Some records
(begin)
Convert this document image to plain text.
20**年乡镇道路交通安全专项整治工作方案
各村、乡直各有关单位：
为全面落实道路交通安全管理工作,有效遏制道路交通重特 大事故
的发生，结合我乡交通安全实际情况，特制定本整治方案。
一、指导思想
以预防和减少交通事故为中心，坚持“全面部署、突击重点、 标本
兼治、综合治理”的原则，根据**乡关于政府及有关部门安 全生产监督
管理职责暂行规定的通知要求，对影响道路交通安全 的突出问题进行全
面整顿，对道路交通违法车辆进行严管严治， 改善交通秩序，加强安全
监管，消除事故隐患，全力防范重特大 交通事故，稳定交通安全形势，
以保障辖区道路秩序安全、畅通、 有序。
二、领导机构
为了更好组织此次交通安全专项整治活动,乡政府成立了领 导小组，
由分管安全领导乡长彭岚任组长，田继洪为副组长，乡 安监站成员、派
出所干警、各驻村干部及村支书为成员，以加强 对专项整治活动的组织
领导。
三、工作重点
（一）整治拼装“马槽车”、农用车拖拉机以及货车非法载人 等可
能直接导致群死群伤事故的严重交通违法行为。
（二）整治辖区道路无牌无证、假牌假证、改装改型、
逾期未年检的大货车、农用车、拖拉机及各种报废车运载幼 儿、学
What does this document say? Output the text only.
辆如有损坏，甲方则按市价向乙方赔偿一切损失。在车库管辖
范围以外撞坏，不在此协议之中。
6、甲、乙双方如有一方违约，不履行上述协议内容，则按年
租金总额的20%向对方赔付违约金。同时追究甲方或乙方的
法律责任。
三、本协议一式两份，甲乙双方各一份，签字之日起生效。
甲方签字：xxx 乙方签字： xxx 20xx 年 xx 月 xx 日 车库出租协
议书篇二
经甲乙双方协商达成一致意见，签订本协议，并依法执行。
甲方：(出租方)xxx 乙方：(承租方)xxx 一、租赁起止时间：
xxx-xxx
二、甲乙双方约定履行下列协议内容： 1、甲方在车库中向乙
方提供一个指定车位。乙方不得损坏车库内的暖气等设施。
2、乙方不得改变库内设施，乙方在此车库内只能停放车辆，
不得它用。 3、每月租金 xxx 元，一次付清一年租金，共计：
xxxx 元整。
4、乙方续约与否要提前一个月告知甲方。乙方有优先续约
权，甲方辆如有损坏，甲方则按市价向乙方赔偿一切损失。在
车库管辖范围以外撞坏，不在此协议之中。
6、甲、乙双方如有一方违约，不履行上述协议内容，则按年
(end)
(WRITTEN INSTRUCTION): The records above are to be repeated exactly, in their entirety.

(EXERCISE OUTPUT):
Convert this document image to plain text.
20**年乡镇道路交通安全专项整治工作方案
各村、乡直各有关单位：
为全面落实道路交通安全管理工作,有效遏制道路交通重特 大事故
的发生，结合我乡交通安全实际情况，特制定本整治方案。
一、指导思想
以预防和减少交通事故为中心，坚持“全面部署、突击重点、 标本
兼治、综合治理”的原则，根据**乡关于政府及有关部门安 全生产监督
管理职责暂行规定的通知要求，对影响道路交通安全 的突出问题进行全
面整顿，对道路交通违法车辆进行严管严治， 改善交通秩序，加强安全
监管，消除事故隐患，全力防范重特大 交通事故，稳定交通安全形势，
以保障辖区道路秩序安全、畅通、 有序。
二、领导机构
为了更好组织此次交通安全专项整治活动,乡政府成立了领 导小组，
由分管安全领导乡长彭岚任组长，田继洪为副组长，乡 安监站成员、派
出所干警、各驻村干部及村支书为成员，以加强 对专项整治活动的组织
领导。
三、工作重点
（一）整治拼装“马槽车”、农用车拖拉机以及货车非法载人 等可
能直接导致群死群伤事故的严重交通违法行为。
（二）整治辖区道路无牌无证、假牌假证、改装改型、
逾期未年检的大货车、农用车、拖拉机及各种报废车运载幼 儿、学
What does this document say? Output the text only.
辆如有损坏，甲方则按市价向乙方赔偿一切损失。在车库管辖
范围以外撞坏，不在此协议之中。
6、甲、乙双方如有一方违约，不履行上述协议内容，则按年
租金总额的20%向对方赔付违约金。同时追究甲方或乙方的
法律责任。
三、本协议一式两份，甲乙双方各一份，签字之日起生效。
甲方签字：xxx 乙方签字： xxx 20xx 年 xx 月 xx 日 车库出租协
议书篇二
经甲乙双方协商达成一致意见，签订本协议，并依法执行。
甲方：(出租方)xxx 乙方：(承租方)xxx 一、租赁起止时间：
xxx-xxx
二、甲乙双方约定履行下列协议内容： 1、甲方在车库中向乙
方提供一个指定车位。乙方不得损坏车库内的暖气等设施。
2、乙方不得改变库内设施，乙方在此车库内只能停放车辆，
不得它用。 3、每月租金 xxx 元，一次付清一年租金，共计：
xxxx 元整。
4、乙方续约与否要提前一个月告知甲方。乙方有优先续约
权，甲方辆如有损坏，甲方则按市价向乙方赔偿一切损失。在
车库管辖范围以外撞坏，不在此协议之中。
6、甲、乙双方如有一方违约，不履行上述协议内容，则按年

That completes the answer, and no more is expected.